• _What is expected_: Give a verbatim quotation of every record.

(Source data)
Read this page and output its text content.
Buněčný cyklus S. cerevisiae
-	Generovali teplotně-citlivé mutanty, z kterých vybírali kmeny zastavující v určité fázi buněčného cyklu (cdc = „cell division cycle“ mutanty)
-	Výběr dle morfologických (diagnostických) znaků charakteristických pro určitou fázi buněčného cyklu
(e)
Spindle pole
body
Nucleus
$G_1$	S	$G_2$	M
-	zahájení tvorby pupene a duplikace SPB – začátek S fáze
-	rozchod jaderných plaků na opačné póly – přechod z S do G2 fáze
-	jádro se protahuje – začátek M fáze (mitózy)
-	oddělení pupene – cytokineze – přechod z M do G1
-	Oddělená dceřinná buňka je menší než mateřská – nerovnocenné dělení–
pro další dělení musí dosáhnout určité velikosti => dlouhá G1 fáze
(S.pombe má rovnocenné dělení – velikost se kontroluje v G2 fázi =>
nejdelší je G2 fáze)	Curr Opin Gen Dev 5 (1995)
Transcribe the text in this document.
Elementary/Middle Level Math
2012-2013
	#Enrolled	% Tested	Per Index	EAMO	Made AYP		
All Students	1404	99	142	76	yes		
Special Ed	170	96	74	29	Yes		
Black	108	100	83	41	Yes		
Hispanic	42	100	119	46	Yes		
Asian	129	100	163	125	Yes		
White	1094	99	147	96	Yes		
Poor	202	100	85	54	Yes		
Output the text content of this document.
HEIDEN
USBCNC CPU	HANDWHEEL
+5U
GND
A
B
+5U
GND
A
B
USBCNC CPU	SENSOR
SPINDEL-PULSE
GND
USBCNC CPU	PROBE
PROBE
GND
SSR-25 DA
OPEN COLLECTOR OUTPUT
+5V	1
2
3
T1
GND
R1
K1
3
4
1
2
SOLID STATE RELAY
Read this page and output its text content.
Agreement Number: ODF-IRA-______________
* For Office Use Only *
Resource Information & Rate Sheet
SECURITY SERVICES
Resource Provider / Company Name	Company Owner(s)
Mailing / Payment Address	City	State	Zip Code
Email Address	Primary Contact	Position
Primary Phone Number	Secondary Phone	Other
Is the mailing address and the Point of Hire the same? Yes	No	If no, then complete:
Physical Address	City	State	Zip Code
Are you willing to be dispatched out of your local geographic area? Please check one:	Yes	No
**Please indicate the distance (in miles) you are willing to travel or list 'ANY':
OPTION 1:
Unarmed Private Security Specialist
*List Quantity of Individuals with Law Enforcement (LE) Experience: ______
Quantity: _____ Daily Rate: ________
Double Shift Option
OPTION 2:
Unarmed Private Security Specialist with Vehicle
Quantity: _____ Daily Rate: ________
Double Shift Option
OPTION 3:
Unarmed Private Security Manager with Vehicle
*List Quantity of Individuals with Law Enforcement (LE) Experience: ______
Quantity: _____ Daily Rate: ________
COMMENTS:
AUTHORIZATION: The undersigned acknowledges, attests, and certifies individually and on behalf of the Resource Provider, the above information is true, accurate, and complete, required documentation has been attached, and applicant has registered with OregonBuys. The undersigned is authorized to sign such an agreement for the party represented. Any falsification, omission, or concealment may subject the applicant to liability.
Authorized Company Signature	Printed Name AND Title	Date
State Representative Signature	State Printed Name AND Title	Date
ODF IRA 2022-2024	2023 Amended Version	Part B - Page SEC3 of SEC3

• _Written solution_:
Read this page and output its text content.
Buněčný cyklus S. cerevisiae
-	Generovali teplotně-citlivé mutanty, z kterých vybírali kmeny zastavující v určité fázi buněčného cyklu (cdc = „cell division cycle“ mutanty)
-	Výběr dle morfologických (diagnostických) znaků charakteristických pro určitou fázi buněčného cyklu
(e)
Spindle pole
body
Nucleus
$G_1$	S	$G_2$	M
-	zahájení tvorby pupene a duplikace SPB – začátek S fáze
-	rozchod jaderných plaků na opačné póly – přechod z S do G2 fáze
-	jádro se protahuje – začátek M fáze (mitózy)
-	oddělení pupene – cytokineze – přechod z M do G1
-	Oddělená dceřinná buňka je menší než mateřská – nerovnocenné dělení–
pro další dělení musí dosáhnout určité velikosti => dlouhá G1 fáze
(S.pombe má rovnocenné dělení – velikost se kontroluje v G2 fázi =>
nejdelší je G2 fáze)	Curr Opin Gen Dev 5 (1995)
Transcribe the text in this document.
Elementary/Middle Level Math
2012-2013
	#Enrolled	% Tested	Per Index	EAMO	Made AYP		
All Students	1404	99	142	76	yes		
Special Ed	170	96	74	29	Yes		
Black	108	100	83	41	Yes		
Hispanic	42	100	119	46	Yes		
Asian	129	100	163	125	Yes		
White	1094	99	147	96	Yes		
Poor	202	100	85	54	Yes		
Output the text content of this document.
HEIDEN
USBCNC CPU	HANDWHEEL
+5U
GND
A
B
+5U
GND
A
B
USBCNC CPU	SENSOR
SPINDEL-PULSE
GND
USBCNC CPU	PROBE
PROBE
GND
SSR-25 DA
OPEN COLLECTOR OUTPUT
+5V	1
2
3
T1
GND
R1
K1
3
4
1
2
SOLID STATE RELAY
Read this page and output its text content.
Agreement Number: ODF-IRA-______________
* For Office Use Only *
Resource Information & Rate Sheet
SECURITY SERVICES
Resource Provider / Company Name	Company Owner(s)
Mailing / Payment Address	City	State	Zip Code
Email Address	Primary Contact	Position
Primary Phone Number	Secondary Phone	Other
Is the mailing address and the Point of Hire the same? Yes	No	If no, then complete:
Physical Address	City	State	Zip Code
Are you willing to be dispatched out of your local geographic area? Please check one:	Yes	No
**Please indicate the distance (in miles) you are willing to travel or list 'ANY':
OPTION 1:
Unarmed Private Security Specialist
*List Quantity of Individuals with Law Enforcement (LE) Experience: ______
Quantity: _____ Daily Rate: ________
Double Shift Option
OPTION 2:
Unarmed Private Security Specialist with Vehicle
Quantity: _____ Daily Rate: ________
Double Shift Option
OPTION 3:
Unarmed Private Security Manager with Vehicle
*List Quantity of Individuals with Law Enforcement (LE) Experience: ______
Quantity: _____ Daily Rate: ________
COMMENTS:
AUTHORIZATION: The undersigned acknowledges, attests, and certifies individually and on behalf of the Resource Provider, the above information is true, accurate, and complete, required documentation has been attached, and applicant has registered with OregonBuys. The undersigned is authorized to sign such an agreement for the party represented. Any falsification, omission, or concealment may subject the applicant to liability.
Authorized Company Signature	Printed Name AND Title	Date
State Representative Signature	State Printed Name AND Title	Date
ODF IRA 2022-2024	2023 Amended Version	Part B - Page SEC3 of SEC3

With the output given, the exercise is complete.